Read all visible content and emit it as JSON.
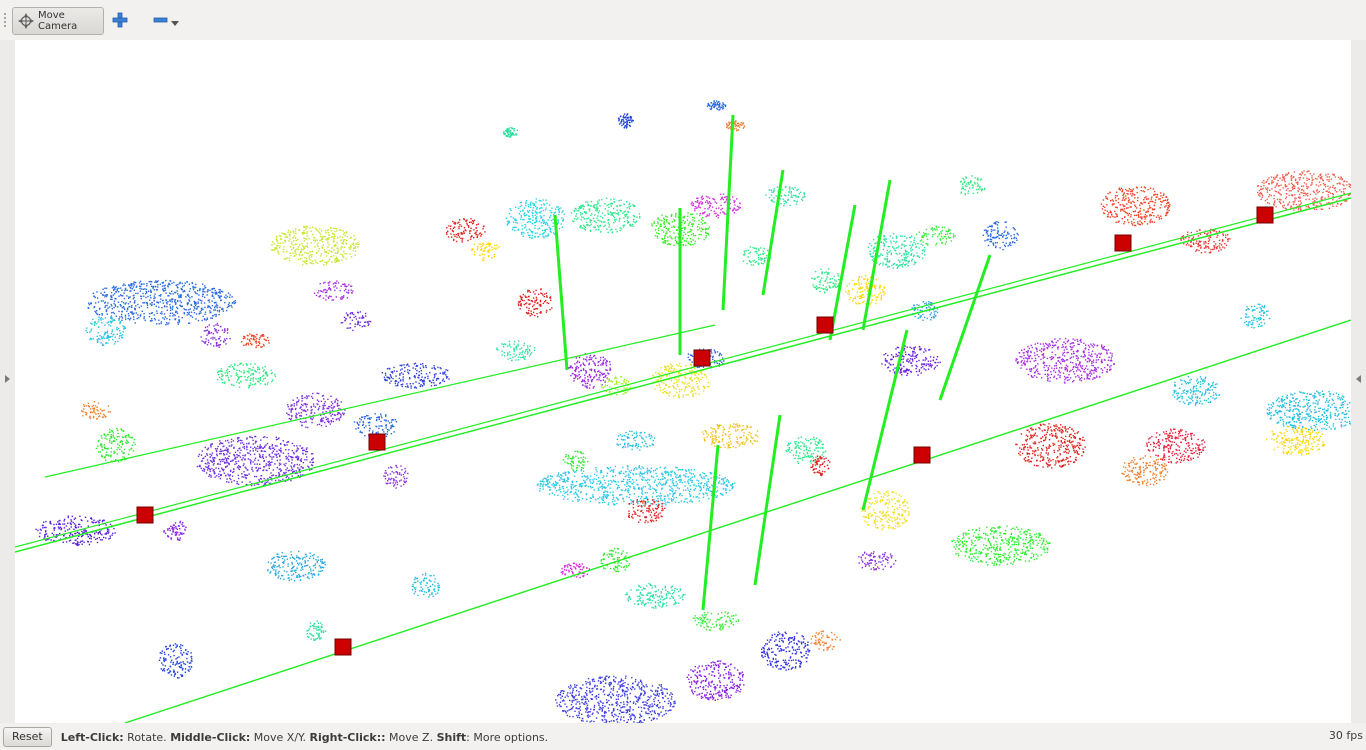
{
  "toolbar": {
    "move_camera_label": "Move Camera",
    "add_tool_icon": "plus-icon",
    "remove_tool_icon": "minus-icon",
    "dropdown_icon": "caret-down-icon"
  },
  "viewport": {
    "background": "#ffffff",
    "trajectory_color": "#22ee22",
    "pose_marker_color": "#cc0000"
  },
  "status": {
    "reset_label": "Reset",
    "help_1_key": "Left-Click:",
    "help_1_text": " Rotate. ",
    "help_2_key": "Middle-Click:",
    "help_2_text": " Move X/Y. ",
    "help_3_key": "Right-Click::",
    "help_3_text": " Move Z. ",
    "help_4_key": "Shift",
    "help_4_text": ": More options.",
    "fps": "30 fps"
  }
}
****************************************
Count each line above in which the string "Click" appears, then state only the total.

### Solution for this task
3